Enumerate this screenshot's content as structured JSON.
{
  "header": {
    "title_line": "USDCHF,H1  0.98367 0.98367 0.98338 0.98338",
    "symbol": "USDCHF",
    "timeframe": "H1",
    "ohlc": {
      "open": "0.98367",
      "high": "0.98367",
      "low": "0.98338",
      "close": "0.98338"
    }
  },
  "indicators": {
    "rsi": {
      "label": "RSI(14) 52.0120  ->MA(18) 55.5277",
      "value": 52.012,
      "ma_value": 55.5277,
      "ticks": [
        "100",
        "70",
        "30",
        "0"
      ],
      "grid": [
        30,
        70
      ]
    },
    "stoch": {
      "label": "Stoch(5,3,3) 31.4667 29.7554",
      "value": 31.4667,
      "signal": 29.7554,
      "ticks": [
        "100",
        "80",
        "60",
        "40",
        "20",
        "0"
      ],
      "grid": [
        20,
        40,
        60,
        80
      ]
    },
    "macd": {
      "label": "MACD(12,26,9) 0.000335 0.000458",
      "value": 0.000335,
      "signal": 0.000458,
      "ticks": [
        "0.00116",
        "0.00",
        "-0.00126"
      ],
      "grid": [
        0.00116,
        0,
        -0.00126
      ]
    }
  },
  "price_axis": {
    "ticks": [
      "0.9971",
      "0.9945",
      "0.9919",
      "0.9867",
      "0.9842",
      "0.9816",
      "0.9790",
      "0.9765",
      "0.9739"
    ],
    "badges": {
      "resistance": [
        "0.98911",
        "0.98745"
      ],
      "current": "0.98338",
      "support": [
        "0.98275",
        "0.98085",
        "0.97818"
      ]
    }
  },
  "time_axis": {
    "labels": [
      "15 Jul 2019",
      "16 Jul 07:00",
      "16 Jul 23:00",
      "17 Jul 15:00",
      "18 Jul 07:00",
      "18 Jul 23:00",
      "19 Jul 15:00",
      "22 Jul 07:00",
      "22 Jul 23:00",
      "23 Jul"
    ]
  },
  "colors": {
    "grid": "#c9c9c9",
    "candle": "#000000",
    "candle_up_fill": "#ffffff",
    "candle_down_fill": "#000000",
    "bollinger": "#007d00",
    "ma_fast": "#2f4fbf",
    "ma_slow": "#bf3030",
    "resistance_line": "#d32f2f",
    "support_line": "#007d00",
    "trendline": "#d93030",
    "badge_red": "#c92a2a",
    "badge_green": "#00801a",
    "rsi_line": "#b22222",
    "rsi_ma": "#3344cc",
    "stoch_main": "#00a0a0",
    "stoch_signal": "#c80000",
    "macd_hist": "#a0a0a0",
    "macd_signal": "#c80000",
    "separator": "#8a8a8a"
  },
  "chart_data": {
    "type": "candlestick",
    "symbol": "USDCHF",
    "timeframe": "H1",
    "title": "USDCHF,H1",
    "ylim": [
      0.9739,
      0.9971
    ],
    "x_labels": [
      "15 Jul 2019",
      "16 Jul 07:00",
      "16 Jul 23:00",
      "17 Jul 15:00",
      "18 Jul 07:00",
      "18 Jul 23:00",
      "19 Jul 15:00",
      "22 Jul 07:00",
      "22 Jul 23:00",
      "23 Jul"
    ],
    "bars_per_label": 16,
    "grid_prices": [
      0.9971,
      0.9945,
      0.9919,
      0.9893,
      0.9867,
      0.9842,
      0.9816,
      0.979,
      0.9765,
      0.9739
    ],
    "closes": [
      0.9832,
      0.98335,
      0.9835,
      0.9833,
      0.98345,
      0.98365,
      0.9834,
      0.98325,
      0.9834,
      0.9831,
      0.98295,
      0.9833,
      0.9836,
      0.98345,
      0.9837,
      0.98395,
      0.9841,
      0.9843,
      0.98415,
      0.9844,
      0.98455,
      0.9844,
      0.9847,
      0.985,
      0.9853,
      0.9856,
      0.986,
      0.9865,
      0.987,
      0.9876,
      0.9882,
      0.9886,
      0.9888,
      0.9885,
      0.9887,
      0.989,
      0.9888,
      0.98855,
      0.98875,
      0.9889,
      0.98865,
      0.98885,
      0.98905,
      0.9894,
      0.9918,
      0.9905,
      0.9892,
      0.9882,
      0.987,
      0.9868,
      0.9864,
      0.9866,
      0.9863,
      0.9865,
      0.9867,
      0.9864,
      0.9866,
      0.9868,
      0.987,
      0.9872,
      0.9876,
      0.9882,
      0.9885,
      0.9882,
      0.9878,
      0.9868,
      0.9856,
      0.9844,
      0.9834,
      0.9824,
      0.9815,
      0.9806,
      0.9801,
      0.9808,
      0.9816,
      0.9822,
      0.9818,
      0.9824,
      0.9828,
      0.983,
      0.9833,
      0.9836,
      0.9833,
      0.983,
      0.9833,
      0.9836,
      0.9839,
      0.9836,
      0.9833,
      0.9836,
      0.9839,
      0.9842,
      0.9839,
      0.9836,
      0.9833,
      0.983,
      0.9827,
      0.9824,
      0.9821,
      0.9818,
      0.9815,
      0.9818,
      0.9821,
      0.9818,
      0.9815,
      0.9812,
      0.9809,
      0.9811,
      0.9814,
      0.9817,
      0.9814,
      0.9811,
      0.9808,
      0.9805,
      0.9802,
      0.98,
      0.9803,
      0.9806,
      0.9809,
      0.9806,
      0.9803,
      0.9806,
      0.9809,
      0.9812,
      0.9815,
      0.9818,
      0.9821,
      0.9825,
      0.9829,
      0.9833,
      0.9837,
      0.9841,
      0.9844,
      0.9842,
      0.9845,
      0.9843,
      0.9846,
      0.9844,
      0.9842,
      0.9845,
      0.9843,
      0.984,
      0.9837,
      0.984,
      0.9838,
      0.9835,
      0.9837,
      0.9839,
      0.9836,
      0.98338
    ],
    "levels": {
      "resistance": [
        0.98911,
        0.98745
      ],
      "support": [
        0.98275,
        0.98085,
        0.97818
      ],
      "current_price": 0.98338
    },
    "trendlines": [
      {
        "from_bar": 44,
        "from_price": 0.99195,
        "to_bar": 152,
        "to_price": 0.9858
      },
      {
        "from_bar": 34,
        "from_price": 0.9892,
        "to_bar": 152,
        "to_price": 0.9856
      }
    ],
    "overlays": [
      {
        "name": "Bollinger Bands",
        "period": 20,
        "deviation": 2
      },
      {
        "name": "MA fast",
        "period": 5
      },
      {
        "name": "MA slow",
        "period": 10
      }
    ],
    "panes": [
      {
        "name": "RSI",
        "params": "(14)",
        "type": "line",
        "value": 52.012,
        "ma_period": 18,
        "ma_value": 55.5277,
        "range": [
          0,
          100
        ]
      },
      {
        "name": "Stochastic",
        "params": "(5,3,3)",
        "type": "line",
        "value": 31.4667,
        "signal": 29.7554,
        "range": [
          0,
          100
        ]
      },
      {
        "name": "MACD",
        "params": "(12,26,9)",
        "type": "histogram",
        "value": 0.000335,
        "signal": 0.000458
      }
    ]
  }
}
------------------------
**EXERCISE TASK**
Would you give the material above again, complete and exact?

**ANSWER IN FULL**
Enumerate this screenshot's content as structured JSON.
{
  "header": {
    "title_line": "USDCHF,H1  0.98367 0.98367 0.98338 0.98338",
    "symbol": "USDCHF",
    "timeframe": "H1",
    "ohlc": {
      "open": "0.98367",
      "high": "0.98367",
      "low": "0.98338",
      "close": "0.98338"
    }
  },
  "indicators": {
    "rsi": {
      "label": "RSI(14) 52.0120  ->MA(18) 55.5277",
      "value": 52.012,
      "ma_value": 55.5277,
      "ticks": [
        "100",
        "70",
        "30",
        "0"
      ],
      "grid": [
        30,
        70
      ]
    },
    "stoch": {
      "label": "Stoch(5,3,3) 31.4667 29.7554",
      "value": 31.4667,
      "signal": 29.7554,
      "ticks": [
        "100",
        "80",
        "60",
        "40",
        "20",
        "0"
      ],
      "grid": [
        20,
        40,
        60,
        80
      ]
    },
    "macd": {
      "label": "MACD(12,26,9) 0.000335 0.000458",
      "value": 0.000335,
      "signal": 0.000458,
      "ticks": [
        "0.00116",
        "0.00",
        "-0.00126"
      ],
      "grid": [
        0.00116,
        0,
        -0.00126
      ]
    }
  },
  "price_axis": {
    "ticks": [
      "0.9971",
      "0.9945",
      "0.9919",
      "0.9867",
      "0.9842",
      "0.9816",
      "0.9790",
      "0.9765",
      "0.9739"
    ],
    "badges": {
      "resistance": [
        "0.98911",
        "0.98745"
      ],
      "current": "0.98338",
      "support": [
        "0.98275",
        "0.98085",
        "0.97818"
      ]
    }
  },
  "time_axis": {
    "labels": [
      "15 Jul 2019",
      "16 Jul 07:00",
      "16 Jul 23:00",
      "17 Jul 15:00",
      "18 Jul 07:00",
      "18 Jul 23:00",
      "19 Jul 15:00",
      "22 Jul 07:00",
      "22 Jul 23:00",
      "23 Jul"
    ]
  },
  "colors": {
    "grid": "#c9c9c9",
    "candle": "#000000",
    "candle_up_fill": "#ffffff",
    "candle_down_fill": "#000000",
    "bollinger": "#007d00",
    "ma_fast": "#2f4fbf",
    "ma_slow": "#bf3030",
    "resistance_line": "#d32f2f",
    "support_line": "#007d00",
    "trendline": "#d93030",
    "badge_red": "#c92a2a",
    "badge_green": "#00801a",
    "rsi_line": "#b22222",
    "rsi_ma": "#3344cc",
    "stoch_main": "#00a0a0",
    "stoch_signal": "#c80000",
    "macd_hist": "#a0a0a0",
    "macd_signal": "#c80000",
    "separator": "#8a8a8a"
  },
  "chart_data": {
    "type": "candlestick",
    "symbol": "USDCHF",
    "timeframe": "H1",
    "title": "USDCHF,H1",
    "ylim": [
      0.9739,
      0.9971
    ],
    "x_labels": [
      "15 Jul 2019",
      "16 Jul 07:00",
      "16 Jul 23:00",
      "17 Jul 15:00",
      "18 Jul 07:00",
      "18 Jul 23:00",
      "19 Jul 15:00",
      "22 Jul 07:00",
      "22 Jul 23:00",
      "23 Jul"
    ],
    "bars_per_label": 16,
    "grid_prices": [
      0.9971,
      0.9945,
      0.9919,
      0.9893,
      0.9867,
      0.9842,
      0.9816,
      0.979,
      0.9765,
      0.9739
    ],
    "closes": [
      0.9832,
      0.98335,
      0.9835,
      0.9833,
      0.98345,
      0.98365,
      0.9834,
      0.98325,
      0.9834,
      0.9831,
      0.98295,
      0.9833,
      0.9836,
      0.98345,
      0.9837,
      0.98395,
      0.9841,
      0.9843,
      0.98415,
      0.9844,
      0.98455,
      0.9844,
      0.9847,
      0.985,
      0.9853,
      0.9856,
      0.986,
      0.9865,
      0.987,
      0.9876,
      0.9882,
      0.9886,
      0.9888,
      0.9885,
      0.9887,
      0.989,
      0.9888,
      0.98855,
      0.98875,
      0.9889,
      0.98865,
      0.98885,
      0.98905,
      0.9894,
      0.9918,
      0.9905,
      0.9892,
      0.9882,
      0.987,
      0.9868,
      0.9864,
      0.9866,
      0.9863,
      0.9865,
      0.9867,
      0.9864,
      0.9866,
      0.9868,
      0.987,
      0.9872,
      0.9876,
      0.9882,
      0.9885,
      0.9882,
      0.9878,
      0.9868,
      0.9856,
      0.9844,
      0.9834,
      0.9824,
      0.9815,
      0.9806,
      0.9801,
      0.9808,
      0.9816,
      0.9822,
      0.9818,
      0.9824,
      0.9828,
      0.983,
      0.9833,
      0.9836,
      0.9833,
      0.983,
      0.9833,
      0.9836,
      0.9839,
      0.9836,
      0.9833,
      0.9836,
      0.9839,
      0.9842,
      0.9839,
      0.9836,
      0.9833,
      0.983,
      0.9827,
      0.9824,
      0.9821,
      0.9818,
      0.9815,
      0.9818,
      0.9821,
      0.9818,
      0.9815,
      0.9812,
      0.9809,
      0.9811,
      0.9814,
      0.9817,
      0.9814,
      0.9811,
      0.9808,
      0.9805,
      0.9802,
      0.98,
      0.9803,
      0.9806,
      0.9809,
      0.9806,
      0.9803,
      0.9806,
      0.9809,
      0.9812,
      0.9815,
      0.9818,
      0.9821,
      0.9825,
      0.9829,
      0.9833,
      0.9837,
      0.9841,
      0.9844,
      0.9842,
      0.9845,
      0.9843,
      0.9846,
      0.9844,
      0.9842,
      0.9845,
      0.9843,
      0.984,
      0.9837,
      0.984,
      0.9838,
      0.9835,
      0.9837,
      0.9839,
      0.9836,
      0.98338
    ],
    "levels": {
      "resistance": [
        0.98911,
        0.98745
      ],
      "support": [
        0.98275,
        0.98085,
        0.97818
      ],
      "current_price": 0.98338
    },
    "trendlines": [
      {
        "from_bar": 44,
        "from_price": 0.99195,
        "to_bar": 152,
        "to_price": 0.9858
      },
      {
        "from_bar": 34,
        "from_price": 0.9892,
        "to_bar": 152,
        "to_price": 0.9856
      }
    ],
    "overlays": [
      {
        "name": "Bollinger Bands",
        "period": 20,
        "deviation": 2
      },
      {
        "name": "MA fast",
        "period": 5
      },
      {
        "name": "MA slow",
        "period": 10
      }
    ],
    "panes": [
      {
        "name": "RSI",
        "params": "(14)",
        "type": "line",
        "value": 52.012,
        "ma_period": 18,
        "ma_value": 55.5277,
        "range": [
          0,
          100
        ]
      },
      {
        "name": "Stochastic",
        "params": "(5,3,3)",
        "type": "line",
        "value": 31.4667,
        "signal": 29.7554,
        "range": [
          0,
          100
        ]
      },
      {
        "name": "MACD",
        "params": "(12,26,9)",
        "type": "histogram",
        "value": 0.000335,
        "signal": 0.000458
      }
    ]
  }
}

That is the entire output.